◆ **GIVEN TASK**
Find all lines in the listing that include the word "컴포넌트", then copy them.

◆ **PROVIDED INFORMATION**
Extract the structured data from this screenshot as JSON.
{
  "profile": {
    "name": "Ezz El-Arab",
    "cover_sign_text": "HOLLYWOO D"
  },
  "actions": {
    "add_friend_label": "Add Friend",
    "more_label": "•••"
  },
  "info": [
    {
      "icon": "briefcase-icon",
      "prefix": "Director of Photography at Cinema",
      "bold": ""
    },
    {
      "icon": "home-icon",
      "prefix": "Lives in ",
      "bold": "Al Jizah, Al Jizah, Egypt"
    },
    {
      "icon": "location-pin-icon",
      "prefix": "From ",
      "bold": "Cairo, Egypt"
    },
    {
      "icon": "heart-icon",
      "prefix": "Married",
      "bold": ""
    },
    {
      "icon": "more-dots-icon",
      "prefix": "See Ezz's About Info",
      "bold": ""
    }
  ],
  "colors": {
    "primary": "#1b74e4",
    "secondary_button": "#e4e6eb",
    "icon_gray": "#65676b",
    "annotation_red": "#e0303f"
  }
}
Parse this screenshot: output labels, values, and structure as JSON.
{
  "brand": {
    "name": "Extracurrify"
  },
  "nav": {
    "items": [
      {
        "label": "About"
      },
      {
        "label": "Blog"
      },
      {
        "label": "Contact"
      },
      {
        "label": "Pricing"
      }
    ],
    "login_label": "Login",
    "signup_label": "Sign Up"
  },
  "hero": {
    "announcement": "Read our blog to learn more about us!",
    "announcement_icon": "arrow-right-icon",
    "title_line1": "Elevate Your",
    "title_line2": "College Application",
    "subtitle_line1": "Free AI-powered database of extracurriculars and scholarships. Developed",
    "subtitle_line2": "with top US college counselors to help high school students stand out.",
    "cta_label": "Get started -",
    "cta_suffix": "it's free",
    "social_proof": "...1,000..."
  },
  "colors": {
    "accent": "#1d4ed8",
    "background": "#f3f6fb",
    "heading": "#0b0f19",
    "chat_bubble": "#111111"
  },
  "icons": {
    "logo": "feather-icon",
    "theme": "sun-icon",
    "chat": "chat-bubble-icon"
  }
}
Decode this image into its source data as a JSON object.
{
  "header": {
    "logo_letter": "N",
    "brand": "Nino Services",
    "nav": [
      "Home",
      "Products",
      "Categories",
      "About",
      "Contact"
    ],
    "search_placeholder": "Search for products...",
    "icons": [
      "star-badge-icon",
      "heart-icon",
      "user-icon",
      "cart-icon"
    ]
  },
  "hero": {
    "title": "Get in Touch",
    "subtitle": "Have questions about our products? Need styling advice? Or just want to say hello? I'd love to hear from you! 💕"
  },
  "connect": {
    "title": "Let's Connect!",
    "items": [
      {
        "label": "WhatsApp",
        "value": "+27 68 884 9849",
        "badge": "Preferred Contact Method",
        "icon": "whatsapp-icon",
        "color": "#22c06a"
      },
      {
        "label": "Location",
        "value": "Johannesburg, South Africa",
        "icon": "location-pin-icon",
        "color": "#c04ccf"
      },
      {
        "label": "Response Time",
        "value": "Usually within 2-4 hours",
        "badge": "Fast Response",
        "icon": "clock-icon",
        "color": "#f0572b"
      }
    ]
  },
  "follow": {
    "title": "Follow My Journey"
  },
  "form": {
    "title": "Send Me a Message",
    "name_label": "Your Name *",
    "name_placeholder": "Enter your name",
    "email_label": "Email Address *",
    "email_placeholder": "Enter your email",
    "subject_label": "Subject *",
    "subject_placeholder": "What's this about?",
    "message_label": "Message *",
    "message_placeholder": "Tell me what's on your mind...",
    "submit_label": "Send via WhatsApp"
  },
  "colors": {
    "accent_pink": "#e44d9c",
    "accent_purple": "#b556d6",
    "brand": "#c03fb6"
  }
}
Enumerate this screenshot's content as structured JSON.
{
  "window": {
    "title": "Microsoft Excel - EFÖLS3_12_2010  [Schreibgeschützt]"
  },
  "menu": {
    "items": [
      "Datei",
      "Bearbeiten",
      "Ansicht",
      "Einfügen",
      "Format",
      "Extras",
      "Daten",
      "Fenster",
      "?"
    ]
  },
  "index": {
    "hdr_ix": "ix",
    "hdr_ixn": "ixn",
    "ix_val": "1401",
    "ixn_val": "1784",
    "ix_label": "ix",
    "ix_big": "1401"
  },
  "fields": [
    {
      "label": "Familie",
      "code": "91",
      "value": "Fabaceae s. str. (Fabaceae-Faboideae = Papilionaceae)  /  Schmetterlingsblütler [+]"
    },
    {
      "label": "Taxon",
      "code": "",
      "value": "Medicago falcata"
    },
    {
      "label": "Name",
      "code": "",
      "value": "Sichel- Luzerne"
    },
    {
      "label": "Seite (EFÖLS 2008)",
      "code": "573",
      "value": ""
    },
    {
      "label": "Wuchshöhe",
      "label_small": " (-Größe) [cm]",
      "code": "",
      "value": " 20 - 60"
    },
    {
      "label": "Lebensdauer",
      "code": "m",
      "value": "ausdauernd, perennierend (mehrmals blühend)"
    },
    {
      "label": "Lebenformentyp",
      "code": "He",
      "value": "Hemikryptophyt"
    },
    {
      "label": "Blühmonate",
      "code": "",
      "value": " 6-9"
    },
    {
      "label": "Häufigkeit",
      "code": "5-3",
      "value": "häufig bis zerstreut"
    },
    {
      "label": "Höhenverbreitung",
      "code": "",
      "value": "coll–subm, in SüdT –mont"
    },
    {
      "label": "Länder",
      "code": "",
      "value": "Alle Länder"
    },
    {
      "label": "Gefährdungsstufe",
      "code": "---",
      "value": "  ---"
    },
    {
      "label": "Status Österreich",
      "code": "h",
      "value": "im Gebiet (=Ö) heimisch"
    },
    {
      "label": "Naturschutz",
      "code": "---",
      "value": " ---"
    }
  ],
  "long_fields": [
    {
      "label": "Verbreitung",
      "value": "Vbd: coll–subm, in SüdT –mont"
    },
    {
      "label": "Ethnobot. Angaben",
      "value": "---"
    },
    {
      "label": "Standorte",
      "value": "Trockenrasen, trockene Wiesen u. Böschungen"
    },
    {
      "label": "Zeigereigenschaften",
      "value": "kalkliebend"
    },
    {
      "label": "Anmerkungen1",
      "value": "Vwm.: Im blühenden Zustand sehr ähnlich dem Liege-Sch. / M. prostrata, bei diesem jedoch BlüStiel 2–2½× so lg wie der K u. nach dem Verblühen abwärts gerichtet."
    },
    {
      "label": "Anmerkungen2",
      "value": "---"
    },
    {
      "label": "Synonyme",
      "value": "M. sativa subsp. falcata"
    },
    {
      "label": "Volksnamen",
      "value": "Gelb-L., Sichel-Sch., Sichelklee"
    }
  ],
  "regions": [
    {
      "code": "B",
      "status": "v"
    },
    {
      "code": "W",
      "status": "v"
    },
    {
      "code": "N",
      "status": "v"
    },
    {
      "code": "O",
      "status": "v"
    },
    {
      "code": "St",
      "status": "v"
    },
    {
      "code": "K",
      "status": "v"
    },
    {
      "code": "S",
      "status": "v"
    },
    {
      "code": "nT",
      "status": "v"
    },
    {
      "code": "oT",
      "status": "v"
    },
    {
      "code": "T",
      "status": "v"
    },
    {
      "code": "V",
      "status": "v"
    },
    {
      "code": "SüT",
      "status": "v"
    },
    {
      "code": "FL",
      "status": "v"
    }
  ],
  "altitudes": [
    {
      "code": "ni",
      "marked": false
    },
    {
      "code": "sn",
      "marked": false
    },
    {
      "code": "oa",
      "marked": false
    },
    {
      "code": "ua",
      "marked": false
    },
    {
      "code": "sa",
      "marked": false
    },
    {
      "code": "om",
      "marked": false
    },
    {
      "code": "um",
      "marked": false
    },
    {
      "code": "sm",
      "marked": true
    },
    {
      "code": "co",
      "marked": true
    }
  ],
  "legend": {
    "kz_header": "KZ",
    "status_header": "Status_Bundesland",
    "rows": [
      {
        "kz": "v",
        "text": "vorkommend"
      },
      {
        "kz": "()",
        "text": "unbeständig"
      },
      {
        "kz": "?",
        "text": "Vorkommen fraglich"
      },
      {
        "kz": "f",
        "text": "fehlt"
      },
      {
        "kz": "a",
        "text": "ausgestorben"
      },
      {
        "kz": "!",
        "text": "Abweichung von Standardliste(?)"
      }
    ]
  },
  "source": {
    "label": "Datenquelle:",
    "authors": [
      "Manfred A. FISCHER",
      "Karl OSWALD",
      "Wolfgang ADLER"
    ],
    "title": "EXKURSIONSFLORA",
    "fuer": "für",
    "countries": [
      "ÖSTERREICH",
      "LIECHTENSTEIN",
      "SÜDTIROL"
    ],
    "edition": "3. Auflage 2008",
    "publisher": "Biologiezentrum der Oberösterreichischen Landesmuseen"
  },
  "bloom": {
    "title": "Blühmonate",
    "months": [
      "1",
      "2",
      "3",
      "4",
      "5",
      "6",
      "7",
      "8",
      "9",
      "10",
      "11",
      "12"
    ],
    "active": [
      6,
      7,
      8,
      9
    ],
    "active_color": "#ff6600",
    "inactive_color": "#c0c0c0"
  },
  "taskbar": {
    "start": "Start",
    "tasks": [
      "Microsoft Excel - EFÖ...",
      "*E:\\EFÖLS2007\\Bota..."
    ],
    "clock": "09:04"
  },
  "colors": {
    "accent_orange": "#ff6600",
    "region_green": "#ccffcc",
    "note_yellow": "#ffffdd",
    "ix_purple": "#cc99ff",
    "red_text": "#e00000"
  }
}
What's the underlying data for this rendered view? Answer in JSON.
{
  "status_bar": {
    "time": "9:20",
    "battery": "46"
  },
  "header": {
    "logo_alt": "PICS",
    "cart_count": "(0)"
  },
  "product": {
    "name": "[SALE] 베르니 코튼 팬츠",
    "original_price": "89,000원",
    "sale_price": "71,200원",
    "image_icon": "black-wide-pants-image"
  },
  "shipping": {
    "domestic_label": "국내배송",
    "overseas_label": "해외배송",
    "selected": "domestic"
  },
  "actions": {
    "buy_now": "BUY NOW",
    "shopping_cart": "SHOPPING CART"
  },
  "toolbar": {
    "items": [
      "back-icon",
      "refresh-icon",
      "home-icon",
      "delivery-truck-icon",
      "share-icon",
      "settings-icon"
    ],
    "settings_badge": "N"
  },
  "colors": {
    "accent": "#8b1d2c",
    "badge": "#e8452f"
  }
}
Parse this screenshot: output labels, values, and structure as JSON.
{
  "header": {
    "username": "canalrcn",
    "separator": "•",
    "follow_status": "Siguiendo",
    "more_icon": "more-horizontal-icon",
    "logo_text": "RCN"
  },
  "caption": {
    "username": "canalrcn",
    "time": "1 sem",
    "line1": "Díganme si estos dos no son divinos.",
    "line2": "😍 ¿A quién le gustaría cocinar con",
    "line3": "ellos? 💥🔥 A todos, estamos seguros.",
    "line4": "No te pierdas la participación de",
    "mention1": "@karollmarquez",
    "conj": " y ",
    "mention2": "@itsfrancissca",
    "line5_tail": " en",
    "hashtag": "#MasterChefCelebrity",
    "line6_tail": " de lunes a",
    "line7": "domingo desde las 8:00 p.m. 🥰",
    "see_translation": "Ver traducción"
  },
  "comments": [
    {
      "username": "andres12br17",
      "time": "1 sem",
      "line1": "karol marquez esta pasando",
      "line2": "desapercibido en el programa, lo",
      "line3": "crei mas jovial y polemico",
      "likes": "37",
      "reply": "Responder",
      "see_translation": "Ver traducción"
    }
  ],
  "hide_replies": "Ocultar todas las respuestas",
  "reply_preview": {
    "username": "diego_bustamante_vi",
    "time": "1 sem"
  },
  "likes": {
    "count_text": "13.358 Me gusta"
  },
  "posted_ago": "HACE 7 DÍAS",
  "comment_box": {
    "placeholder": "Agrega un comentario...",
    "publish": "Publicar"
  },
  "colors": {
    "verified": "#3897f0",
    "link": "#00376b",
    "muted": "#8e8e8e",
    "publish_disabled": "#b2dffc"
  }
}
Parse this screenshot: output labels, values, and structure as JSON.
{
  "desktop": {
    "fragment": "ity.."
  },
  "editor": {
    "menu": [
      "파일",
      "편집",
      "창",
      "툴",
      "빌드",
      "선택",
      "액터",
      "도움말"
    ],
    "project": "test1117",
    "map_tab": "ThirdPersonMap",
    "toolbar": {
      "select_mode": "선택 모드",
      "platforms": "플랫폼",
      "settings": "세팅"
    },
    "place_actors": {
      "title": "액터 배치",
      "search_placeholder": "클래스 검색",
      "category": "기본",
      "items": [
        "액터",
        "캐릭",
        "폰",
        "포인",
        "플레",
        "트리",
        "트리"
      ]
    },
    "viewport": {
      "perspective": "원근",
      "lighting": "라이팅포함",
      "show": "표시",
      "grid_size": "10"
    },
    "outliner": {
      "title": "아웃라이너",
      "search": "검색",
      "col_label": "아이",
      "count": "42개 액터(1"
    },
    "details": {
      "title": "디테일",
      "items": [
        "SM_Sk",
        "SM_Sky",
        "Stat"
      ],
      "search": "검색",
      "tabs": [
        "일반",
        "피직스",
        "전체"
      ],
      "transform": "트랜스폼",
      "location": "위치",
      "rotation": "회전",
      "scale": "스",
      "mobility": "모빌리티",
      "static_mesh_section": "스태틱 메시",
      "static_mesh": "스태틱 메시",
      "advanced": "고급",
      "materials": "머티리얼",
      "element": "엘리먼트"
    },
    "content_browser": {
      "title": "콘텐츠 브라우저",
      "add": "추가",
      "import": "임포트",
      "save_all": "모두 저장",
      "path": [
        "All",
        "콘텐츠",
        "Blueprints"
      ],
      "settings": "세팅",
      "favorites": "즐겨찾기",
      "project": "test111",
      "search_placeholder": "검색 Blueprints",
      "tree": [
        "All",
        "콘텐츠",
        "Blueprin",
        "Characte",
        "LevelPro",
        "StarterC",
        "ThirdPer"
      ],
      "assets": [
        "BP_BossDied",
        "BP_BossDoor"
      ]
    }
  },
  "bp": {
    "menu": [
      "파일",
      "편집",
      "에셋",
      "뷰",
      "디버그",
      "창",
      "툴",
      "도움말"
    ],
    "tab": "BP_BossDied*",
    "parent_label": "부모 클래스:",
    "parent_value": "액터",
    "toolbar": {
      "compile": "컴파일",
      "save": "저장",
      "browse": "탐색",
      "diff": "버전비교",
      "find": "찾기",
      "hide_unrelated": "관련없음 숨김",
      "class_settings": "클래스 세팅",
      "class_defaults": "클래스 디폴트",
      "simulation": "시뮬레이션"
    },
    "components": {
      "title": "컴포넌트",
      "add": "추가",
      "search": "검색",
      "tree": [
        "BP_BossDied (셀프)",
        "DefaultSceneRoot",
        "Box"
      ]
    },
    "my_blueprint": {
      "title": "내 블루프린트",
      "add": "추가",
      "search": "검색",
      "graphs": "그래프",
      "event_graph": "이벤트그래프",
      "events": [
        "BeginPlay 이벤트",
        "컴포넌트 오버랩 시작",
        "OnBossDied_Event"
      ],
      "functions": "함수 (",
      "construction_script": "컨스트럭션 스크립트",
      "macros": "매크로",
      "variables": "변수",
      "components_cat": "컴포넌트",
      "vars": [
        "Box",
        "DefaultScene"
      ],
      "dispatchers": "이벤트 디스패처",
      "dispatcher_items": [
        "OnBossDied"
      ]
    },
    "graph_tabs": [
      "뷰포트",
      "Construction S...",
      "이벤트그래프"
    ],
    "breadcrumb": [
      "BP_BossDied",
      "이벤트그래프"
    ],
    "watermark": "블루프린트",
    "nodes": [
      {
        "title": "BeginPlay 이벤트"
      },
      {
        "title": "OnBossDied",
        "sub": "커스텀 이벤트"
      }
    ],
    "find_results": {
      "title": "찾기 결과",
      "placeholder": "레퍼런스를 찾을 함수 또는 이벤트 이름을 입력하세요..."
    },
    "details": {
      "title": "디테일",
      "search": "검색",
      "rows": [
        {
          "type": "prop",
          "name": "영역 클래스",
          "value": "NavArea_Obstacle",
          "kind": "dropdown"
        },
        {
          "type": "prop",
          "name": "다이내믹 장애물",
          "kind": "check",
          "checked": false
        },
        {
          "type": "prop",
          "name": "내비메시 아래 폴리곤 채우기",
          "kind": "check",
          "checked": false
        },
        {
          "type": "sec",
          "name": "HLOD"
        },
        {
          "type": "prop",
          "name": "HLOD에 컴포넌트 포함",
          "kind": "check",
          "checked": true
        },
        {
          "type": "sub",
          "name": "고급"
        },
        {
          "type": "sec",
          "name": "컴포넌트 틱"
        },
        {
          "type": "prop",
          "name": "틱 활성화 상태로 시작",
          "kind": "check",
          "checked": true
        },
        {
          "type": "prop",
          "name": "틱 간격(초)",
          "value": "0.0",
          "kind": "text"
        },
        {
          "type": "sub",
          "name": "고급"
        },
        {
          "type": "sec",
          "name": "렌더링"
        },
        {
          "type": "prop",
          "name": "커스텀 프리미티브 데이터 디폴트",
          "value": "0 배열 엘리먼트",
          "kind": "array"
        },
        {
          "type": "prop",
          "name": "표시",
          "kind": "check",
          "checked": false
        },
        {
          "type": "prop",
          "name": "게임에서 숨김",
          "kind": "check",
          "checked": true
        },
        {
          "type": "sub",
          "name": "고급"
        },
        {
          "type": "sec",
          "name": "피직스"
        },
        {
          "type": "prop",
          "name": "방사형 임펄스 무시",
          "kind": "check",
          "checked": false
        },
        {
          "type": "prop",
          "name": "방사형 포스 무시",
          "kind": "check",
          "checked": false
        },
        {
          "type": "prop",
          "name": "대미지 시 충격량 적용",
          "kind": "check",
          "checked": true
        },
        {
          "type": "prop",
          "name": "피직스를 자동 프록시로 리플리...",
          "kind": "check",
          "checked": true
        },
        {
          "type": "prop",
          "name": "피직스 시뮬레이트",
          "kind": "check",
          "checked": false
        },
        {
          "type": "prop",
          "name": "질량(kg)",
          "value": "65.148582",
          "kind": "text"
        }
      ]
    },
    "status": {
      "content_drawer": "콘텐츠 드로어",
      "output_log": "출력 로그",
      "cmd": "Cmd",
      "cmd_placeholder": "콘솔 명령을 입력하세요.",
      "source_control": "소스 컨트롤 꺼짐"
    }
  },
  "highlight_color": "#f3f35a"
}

◆ **RESPONSE FOR THIS EXERCISE**
      "title": "컴포넌트",
        "컴포넌트 오버랩 시작",
      "components_cat": "컴포넌트",
          "name": "HLOD에 컴포넌트 포함",
          "name": "컴포넌트 틱"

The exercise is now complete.